• [EXERCISE PROMPT]: Quote the whole listing verbatim.

***** DATA SHOWN

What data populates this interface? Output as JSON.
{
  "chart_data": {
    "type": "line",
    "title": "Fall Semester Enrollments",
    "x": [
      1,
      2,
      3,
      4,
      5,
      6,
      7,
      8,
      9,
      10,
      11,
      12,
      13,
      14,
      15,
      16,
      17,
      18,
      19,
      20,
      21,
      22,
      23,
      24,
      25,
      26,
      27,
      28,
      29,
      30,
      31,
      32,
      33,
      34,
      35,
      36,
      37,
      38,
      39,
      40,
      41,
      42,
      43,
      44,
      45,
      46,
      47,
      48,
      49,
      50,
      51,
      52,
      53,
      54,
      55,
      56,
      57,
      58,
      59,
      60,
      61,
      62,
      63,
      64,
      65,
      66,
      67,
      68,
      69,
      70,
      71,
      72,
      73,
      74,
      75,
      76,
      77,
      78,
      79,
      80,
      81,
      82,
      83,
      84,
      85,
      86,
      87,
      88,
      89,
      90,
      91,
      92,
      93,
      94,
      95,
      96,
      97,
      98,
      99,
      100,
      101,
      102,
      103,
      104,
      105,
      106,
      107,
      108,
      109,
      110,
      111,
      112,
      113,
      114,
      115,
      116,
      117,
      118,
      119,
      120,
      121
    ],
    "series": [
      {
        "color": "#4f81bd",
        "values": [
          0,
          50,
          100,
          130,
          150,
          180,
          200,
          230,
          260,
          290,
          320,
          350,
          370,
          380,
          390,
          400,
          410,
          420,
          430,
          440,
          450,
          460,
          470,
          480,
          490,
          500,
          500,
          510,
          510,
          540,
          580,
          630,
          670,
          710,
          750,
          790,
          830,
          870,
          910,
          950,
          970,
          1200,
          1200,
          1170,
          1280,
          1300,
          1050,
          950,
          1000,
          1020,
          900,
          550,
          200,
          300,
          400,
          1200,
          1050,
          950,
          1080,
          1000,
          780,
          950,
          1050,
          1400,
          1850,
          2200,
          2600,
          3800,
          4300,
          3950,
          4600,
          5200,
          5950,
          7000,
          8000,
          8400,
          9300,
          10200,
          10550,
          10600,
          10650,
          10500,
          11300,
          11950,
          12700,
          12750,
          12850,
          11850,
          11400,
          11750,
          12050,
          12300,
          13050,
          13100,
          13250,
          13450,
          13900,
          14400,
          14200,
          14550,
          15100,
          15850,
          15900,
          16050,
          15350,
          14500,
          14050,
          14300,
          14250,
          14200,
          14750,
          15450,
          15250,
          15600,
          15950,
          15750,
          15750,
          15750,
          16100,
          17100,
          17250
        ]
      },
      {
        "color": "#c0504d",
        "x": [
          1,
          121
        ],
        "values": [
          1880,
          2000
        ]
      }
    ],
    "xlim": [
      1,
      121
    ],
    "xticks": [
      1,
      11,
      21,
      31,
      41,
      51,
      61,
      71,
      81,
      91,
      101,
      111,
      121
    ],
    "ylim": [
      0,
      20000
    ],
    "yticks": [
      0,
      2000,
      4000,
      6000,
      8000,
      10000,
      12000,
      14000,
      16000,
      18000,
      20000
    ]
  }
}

**********

• [FULL ANSWER]:
What data populates this interface? Output as JSON.
{
  "chart_data": {
    "type": "line",
    "title": "Fall Semester Enrollments",
    "x": [
      1,
      2,
      3,
      4,
      5,
      6,
      7,
      8,
      9,
      10,
      11,
      12,
      13,
      14,
      15,
      16,
      17,
      18,
      19,
      20,
      21,
      22,
      23,
      24,
      25,
      26,
      27,
      28,
      29,
      30,
      31,
      32,
      33,
      34,
      35,
      36,
      37,
      38,
      39,
      40,
      41,
      42,
      43,
      44,
      45,
      46,
      47,
      48,
      49,
      50,
      51,
      52,
      53,
      54,
      55,
      56,
      57,
      58,
      59,
      60,
      61,
      62,
      63,
      64,
      65,
      66,
      67,
      68,
      69,
      70,
      71,
      72,
      73,
      74,
      75,
      76,
      77,
      78,
      79,
      80,
      81,
      82,
      83,
      84,
      85,
      86,
      87,
      88,
      89,
      90,
      91,
      92,
      93,
      94,
      95,
      96,
      97,
      98,
      99,
      100,
      101,
      102,
      103,
      104,
      105,
      106,
      107,
      108,
      109,
      110,
      111,
      112,
      113,
      114,
      115,
      116,
      117,
      118,
      119,
      120,
      121
    ],
    "series": [
      {
        "color": "#4f81bd",
        "values": [
          0,
          50,
          100,
          130,
          150,
          180,
          200,
          230,
          260,
          290,
          320,
          350,
          370,
          380,
          390,
          400,
          410,
          420,
          430,
          440,
          450,
          460,
          470,
          480,
          490,
          500,
          500,
          510,
          510,
          540,
          580,
          630,
          670,
          710,
          750,
          790,
          830,
          870,
          910,
          950,
          970,
          1200,
          1200,
          1170,
          1280,
          1300,
          1050,
          950,
          1000,
          1020,
          900,
          550,
          200,
          300,
          400,
          1200,
          1050,
          950,
          1080,
          1000,
          780,
          950,
          1050,
          1400,
          1850,
          2200,
          2600,
          3800,
          4300,
          3950,
          4600,
          5200,
          5950,
          7000,
          8000,
          8400,
          9300,
          10200,
          10550,
          10600,
          10650,
          10500,
          11300,
          11950,
          12700,
          12750,
          12850,
          11850,
          11400,
          11750,
          12050,
          12300,
          13050,
          13100,
          13250,
          13450,
          13900,
          14400,
          14200,
          14550,
          15100,
          15850,
          15900,
          16050,
          15350,
          14500,
          14050,
          14300,
          14250,
          14200,
          14750,
          15450,
          15250,
          15600,
          15950,
          15750,
          15750,
          15750,
          16100,
          17100,
          17250
        ]
      },
      {
        "color": "#c0504d",
        "x": [
          1,
          121
        ],
        "values": [
          1880,
          2000
        ]
      }
    ],
    "xlim": [
      1,
      121
    ],
    "xticks": [
      1,
      11,
      21,
      31,
      41,
      51,
      61,
      71,
      81,
      91,
      101,
      111,
      121
    ],
    "ylim": [
      0,
      20000
    ],
    "yticks": [
      0,
      2000,
      4000,
      6000,
      8000,
      10000,
      12000,
      14000,
      16000,
      18000,
      20000
    ]
  }
}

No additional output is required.